[Figure content listings]
---

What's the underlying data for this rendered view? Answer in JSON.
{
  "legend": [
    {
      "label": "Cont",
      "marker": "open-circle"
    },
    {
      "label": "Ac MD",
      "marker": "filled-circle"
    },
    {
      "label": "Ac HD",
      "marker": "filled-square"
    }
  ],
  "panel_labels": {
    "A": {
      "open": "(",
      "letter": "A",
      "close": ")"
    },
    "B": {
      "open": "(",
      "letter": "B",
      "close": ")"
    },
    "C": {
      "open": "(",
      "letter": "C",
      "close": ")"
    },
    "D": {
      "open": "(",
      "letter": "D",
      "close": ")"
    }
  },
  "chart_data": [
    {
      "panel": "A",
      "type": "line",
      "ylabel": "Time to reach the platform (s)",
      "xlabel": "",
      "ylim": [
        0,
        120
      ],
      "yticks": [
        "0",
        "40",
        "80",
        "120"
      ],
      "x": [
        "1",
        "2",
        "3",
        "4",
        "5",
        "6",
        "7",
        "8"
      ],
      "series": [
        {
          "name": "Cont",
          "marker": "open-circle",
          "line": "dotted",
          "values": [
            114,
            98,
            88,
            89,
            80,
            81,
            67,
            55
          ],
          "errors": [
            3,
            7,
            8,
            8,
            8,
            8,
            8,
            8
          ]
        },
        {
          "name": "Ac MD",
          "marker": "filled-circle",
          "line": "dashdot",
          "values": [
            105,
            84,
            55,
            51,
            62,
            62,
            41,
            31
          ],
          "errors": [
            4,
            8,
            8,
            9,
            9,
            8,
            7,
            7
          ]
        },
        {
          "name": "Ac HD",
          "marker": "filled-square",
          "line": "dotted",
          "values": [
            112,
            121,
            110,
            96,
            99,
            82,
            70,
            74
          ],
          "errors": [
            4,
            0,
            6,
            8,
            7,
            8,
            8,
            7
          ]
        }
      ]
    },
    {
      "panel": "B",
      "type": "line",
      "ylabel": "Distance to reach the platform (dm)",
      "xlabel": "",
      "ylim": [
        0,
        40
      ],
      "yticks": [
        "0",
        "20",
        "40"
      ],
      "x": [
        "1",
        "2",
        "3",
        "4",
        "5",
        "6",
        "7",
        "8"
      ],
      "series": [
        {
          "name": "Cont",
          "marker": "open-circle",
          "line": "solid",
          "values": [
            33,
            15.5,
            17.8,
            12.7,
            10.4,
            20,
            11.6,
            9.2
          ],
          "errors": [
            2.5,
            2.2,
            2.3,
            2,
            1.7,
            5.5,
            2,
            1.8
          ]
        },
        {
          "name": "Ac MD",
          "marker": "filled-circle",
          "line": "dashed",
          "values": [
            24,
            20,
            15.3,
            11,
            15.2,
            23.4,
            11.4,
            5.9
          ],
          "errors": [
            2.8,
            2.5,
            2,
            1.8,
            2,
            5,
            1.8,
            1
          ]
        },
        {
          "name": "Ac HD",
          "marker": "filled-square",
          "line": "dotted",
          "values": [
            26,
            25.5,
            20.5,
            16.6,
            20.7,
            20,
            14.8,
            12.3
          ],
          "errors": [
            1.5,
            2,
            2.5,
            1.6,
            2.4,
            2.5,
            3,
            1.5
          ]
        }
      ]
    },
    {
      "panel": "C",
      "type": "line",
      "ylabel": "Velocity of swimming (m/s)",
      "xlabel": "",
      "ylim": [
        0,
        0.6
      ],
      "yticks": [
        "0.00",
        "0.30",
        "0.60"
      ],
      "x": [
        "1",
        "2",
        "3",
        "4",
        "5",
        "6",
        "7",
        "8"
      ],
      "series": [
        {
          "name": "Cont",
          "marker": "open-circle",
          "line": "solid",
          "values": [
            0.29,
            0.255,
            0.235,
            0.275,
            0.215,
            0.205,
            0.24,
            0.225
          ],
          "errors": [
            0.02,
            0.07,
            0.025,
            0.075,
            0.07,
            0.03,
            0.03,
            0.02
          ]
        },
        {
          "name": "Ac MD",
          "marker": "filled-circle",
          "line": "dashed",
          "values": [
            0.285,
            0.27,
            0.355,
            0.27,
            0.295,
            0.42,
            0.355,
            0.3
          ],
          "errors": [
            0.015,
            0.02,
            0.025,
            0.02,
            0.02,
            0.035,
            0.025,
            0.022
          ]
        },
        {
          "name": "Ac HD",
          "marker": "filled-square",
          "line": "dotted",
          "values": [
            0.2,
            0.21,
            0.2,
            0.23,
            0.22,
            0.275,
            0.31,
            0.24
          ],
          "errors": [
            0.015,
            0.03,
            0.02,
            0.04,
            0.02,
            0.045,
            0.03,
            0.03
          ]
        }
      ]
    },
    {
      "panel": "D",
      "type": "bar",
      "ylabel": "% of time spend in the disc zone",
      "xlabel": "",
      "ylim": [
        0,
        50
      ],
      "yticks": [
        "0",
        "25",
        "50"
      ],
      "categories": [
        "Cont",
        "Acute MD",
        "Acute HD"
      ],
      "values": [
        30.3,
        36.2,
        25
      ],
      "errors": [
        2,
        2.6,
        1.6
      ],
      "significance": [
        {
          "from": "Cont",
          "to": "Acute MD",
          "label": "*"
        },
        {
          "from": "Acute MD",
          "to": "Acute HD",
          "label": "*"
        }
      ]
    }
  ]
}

---

Transcribe all of the material exactly. Omit nothing.

| Result of this exercise |
What's the underlying data for this rendered view? Answer in JSON.
{
  "legend": [
    {
      "label": "Cont",
      "marker": "open-circle"
    },
    {
      "label": "Ac MD",
      "marker": "filled-circle"
    },
    {
      "label": "Ac HD",
      "marker": "filled-square"
    }
  ],
  "panel_labels": {
    "A": {
      "open": "(",
      "letter": "A",
      "close": ")"
    },
    "B": {
      "open": "(",
      "letter": "B",
      "close": ")"
    },
    "C": {
      "open": "(",
      "letter": "C",
      "close": ")"
    },
    "D": {
      "open": "(",
      "letter": "D",
      "close": ")"
    }
  },
  "chart_data": [
    {
      "panel": "A",
      "type": "line",
      "ylabel": "Time to reach the platform (s)",
      "xlabel": "",
      "ylim": [
        0,
        120
      ],
      "yticks": [
        "0",
        "40",
        "80",
        "120"
      ],
      "x": [
        "1",
        "2",
        "3",
        "4",
        "5",
        "6",
        "7",
        "8"
      ],
      "series": [
        {
          "name": "Cont",
          "marker": "open-circle",
          "line": "dotted",
          "values": [
            114,
            98,
            88,
            89,
            80,
            81,
            67,
            55
          ],
          "errors": [
            3,
            7,
            8,
            8,
            8,
            8,
            8,
            8
          ]
        },
        {
          "name": "Ac MD",
          "marker": "filled-circle",
          "line": "dashdot",
          "values": [
            105,
            84,
            55,
            51,
            62,
            62,
            41,
            31
          ],
          "errors": [
            4,
            8,
            8,
            9,
            9,
            8,
            7,
            7
          ]
        },
        {
          "name": "Ac HD",
          "marker": "filled-square",
          "line": "dotted",
          "values": [
            112,
            121,
            110,
            96,
            99,
            82,
            70,
            74
          ],
          "errors": [
            4,
            0,
            6,
            8,
            7,
            8,
            8,
            7
          ]
        }
      ]
    },
    {
      "panel": "B",
      "type": "line",
      "ylabel": "Distance to reach the platform (dm)",
      "xlabel": "",
      "ylim": [
        0,
        40
      ],
      "yticks": [
        "0",
        "20",
        "40"
      ],
      "x": [
        "1",
        "2",
        "3",
        "4",
        "5",
        "6",
        "7",
        "8"
      ],
      "series": [
        {
          "name": "Cont",
          "marker": "open-circle",
          "line": "solid",
          "values": [
            33,
            15.5,
            17.8,
            12.7,
            10.4,
            20,
            11.6,
            9.2
          ],
          "errors": [
            2.5,
            2.2,
            2.3,
            2,
            1.7,
            5.5,
            2,
            1.8
          ]
        },
        {
          "name": "Ac MD",
          "marker": "filled-circle",
          "line": "dashed",
          "values": [
            24,
            20,
            15.3,
            11,
            15.2,
            23.4,
            11.4,
            5.9
          ],
          "errors": [
            2.8,
            2.5,
            2,
            1.8,
            2,
            5,
            1.8,
            1
          ]
        },
        {
          "name": "Ac HD",
          "marker": "filled-square",
          "line": "dotted",
          "values": [
            26,
            25.5,
            20.5,
            16.6,
            20.7,
            20,
            14.8,
            12.3
          ],
          "errors": [
            1.5,
            2,
            2.5,
            1.6,
            2.4,
            2.5,
            3,
            1.5
          ]
        }
      ]
    },
    {
      "panel": "C",
      "type": "line",
      "ylabel": "Velocity of swimming (m/s)",
      "xlabel": "",
      "ylim": [
        0,
        0.6
      ],
      "yticks": [
        "0.00",
        "0.30",
        "0.60"
      ],
      "x": [
        "1",
        "2",
        "3",
        "4",
        "5",
        "6",
        "7",
        "8"
      ],
      "series": [
        {
          "name": "Cont",
          "marker": "open-circle",
          "line": "solid",
          "values": [
            0.29,
            0.255,
            0.235,
            0.275,
            0.215,
            0.205,
            0.24,
            0.225
          ],
          "errors": [
            0.02,
            0.07,
            0.025,
            0.075,
            0.07,
            0.03,
            0.03,
            0.02
          ]
        },
        {
          "name": "Ac MD",
          "marker": "filled-circle",
          "line": "dashed",
          "values": [
            0.285,
            0.27,
            0.355,
            0.27,
            0.295,
            0.42,
            0.355,
            0.3
          ],
          "errors": [
            0.015,
            0.02,
            0.025,
            0.02,
            0.02,
            0.035,
            0.025,
            0.022
          ]
        },
        {
          "name": "Ac HD",
          "marker": "filled-square",
          "line": "dotted",
          "values": [
            0.2,
            0.21,
            0.2,
            0.23,
            0.22,
            0.275,
            0.31,
            0.24
          ],
          "errors": [
            0.015,
            0.03,
            0.02,
            0.04,
            0.02,
            0.045,
            0.03,
            0.03
          ]
        }
      ]
    },
    {
      "panel": "D",
      "type": "bar",
      "ylabel": "% of time spend in the disc zone",
      "xlabel": "",
      "ylim": [
        0,
        50
      ],
      "yticks": [
        "0",
        "25",
        "50"
      ],
      "categories": [
        "Cont",
        "Acute MD",
        "Acute HD"
      ],
      "values": [
        30.3,
        36.2,
        25
      ],
      "errors": [
        2,
        2.6,
        1.6
      ],
      "significance": [
        {
          "from": "Cont",
          "to": "Acute MD",
          "label": "*"
        },
        {
          "from": "Acute MD",
          "to": "Acute HD",
          "label": "*"
        }
      ]
    }
  ]
}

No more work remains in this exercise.